# WHAT IS REQUIRED:
Your answer should be a single number: the count of lines that include "утюжок".

▼

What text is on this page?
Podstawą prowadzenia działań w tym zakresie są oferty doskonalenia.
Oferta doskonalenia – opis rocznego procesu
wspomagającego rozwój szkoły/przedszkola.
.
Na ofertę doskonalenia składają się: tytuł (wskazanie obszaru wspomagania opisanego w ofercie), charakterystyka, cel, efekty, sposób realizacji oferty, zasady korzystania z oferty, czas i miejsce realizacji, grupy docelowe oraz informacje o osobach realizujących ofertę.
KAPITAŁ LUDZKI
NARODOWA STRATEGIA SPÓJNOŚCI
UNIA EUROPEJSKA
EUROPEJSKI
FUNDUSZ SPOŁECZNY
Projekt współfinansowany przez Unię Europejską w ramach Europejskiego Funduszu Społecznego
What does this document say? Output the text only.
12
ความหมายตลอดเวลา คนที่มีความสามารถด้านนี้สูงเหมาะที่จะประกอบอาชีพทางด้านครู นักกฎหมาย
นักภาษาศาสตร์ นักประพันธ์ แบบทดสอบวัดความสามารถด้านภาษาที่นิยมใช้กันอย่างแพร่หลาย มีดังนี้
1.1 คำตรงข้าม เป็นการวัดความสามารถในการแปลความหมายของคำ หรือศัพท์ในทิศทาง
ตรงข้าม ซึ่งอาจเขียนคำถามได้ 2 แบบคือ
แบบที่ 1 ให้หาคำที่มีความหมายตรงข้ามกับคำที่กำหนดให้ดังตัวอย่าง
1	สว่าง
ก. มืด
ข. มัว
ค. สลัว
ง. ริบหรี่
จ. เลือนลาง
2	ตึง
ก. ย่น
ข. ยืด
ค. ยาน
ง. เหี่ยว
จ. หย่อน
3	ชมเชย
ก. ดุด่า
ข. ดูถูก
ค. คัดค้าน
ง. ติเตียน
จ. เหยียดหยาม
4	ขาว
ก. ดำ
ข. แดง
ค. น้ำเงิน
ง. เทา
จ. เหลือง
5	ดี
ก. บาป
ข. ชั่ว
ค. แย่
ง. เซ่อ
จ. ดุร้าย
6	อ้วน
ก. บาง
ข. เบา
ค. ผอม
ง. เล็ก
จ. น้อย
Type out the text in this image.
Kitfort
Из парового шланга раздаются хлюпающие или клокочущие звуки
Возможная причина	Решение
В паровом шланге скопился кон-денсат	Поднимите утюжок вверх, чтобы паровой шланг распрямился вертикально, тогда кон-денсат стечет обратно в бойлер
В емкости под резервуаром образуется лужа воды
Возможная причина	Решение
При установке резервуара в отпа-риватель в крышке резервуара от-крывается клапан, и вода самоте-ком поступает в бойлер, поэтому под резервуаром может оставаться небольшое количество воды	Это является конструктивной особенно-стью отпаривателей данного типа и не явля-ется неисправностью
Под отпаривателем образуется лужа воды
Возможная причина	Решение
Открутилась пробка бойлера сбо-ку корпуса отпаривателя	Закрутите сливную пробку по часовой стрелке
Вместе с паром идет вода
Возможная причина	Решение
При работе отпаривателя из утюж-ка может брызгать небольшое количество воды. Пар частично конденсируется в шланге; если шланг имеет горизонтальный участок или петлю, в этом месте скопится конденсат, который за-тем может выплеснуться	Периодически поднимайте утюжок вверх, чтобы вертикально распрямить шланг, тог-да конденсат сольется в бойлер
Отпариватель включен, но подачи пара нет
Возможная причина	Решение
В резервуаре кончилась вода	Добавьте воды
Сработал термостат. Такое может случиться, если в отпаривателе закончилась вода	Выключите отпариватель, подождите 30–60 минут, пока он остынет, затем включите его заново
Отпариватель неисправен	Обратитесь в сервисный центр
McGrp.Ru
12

▲

# CORRECT ANSWER:
2